* BEGIN Exercise materials *

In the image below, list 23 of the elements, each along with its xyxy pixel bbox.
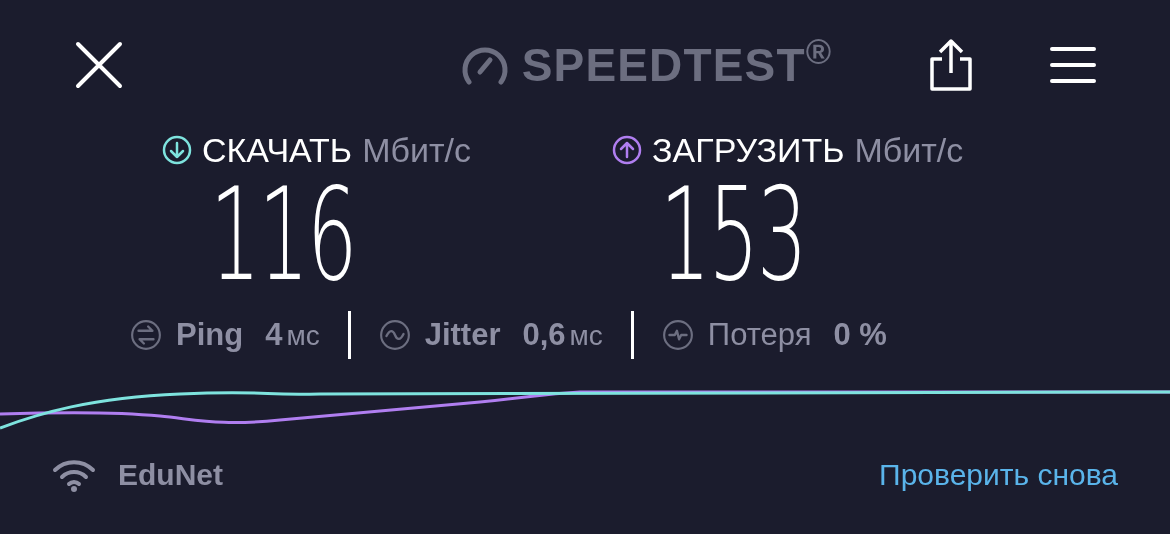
wifi-icon <box>52 457 96 492</box>
stat-unit: мс <box>286 318 320 353</box>
upload-speed-value: 153 <box>660 171 806 299</box>
stat-value: 4 <box>265 315 283 354</box>
network-name: EduNet <box>118 457 223 493</box>
download-speed-value: 116 <box>210 171 356 299</box>
result-label: ЗАГРУЗИТЬ <box>652 129 845 171</box>
menu-icon[interactable] <box>1050 46 1096 84</box>
retry-link[interactable]: Проверить снова <box>879 452 1118 497</box>
ping-icon <box>130 319 162 351</box>
stat-label: Потеря <box>707 315 812 354</box>
unit-label: Мбит/с <box>854 129 964 171</box>
stat-label: Jitter <box>424 315 501 354</box>
share-icon[interactable] <box>928 39 974 91</box>
jitter-icon <box>378 319 411 351</box>
result-label: СКАЧАТЬ <box>202 129 353 171</box>
loss-icon <box>661 319 694 351</box>
stat-label: Ping <box>176 315 244 354</box>
stat-unit: мс <box>569 318 603 353</box>
close-icon[interactable] <box>74 40 124 90</box>
stat-value: 0,6 <box>522 315 566 354</box>
unit-label: Мбит/с <box>362 129 471 171</box>
stat-value: 0 % <box>833 315 887 354</box>
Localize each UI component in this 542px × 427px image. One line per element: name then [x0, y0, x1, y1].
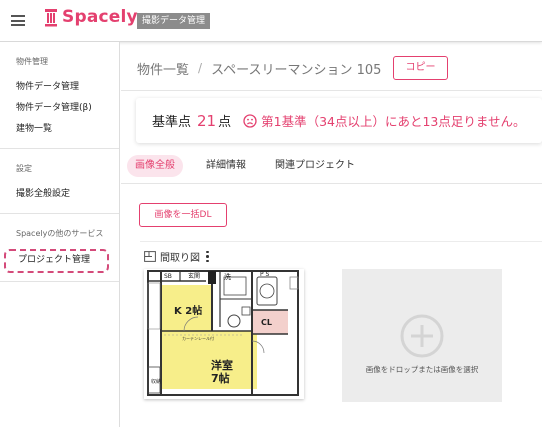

* END Exercise materials *

■ Written problem
Can you output every line of the listing above verbatim, leaving out the pictures?

■ Complete response
In the image below, list 23 of the elements, each along with its xyxy pixel bbox.
wifi-icon <box>52 457 96 492</box>
stat-unit: мс <box>286 318 320 353</box>
upload-speed-value: 153 <box>660 171 806 299</box>
stat-value: 4 <box>265 315 283 354</box>
network-name: EduNet <box>118 457 223 493</box>
download-speed-value: 116 <box>210 171 356 299</box>
result-label: ЗАГРУЗИТЬ <box>652 129 845 171</box>
menu-icon[interactable] <box>1050 46 1096 84</box>
retry-link[interactable]: Проверить снова <box>879 452 1118 497</box>
ping-icon <box>130 319 162 351</box>
stat-label: Потеря <box>707 315 812 354</box>
unit-label: Мбит/с <box>854 129 964 171</box>
stat-label: Jitter <box>424 315 501 354</box>
share-icon[interactable] <box>928 39 974 91</box>
jitter-icon <box>378 319 411 351</box>
result-label: СКАЧАТЬ <box>202 129 353 171</box>
loss-icon <box>661 319 694 351</box>
stat-label: Ping <box>176 315 244 354</box>
stat-unit: мс <box>569 318 603 353</box>
close-icon[interactable] <box>74 40 124 90</box>
stat-value: 0,6 <box>522 315 566 354</box>
unit-label: Мбит/с <box>362 129 471 171</box>
stat-value: 0 % <box>833 315 887 354</box>
Localize each UI component in this 542px × 427px image. One line per element: name then [x0, y0, x1, y1].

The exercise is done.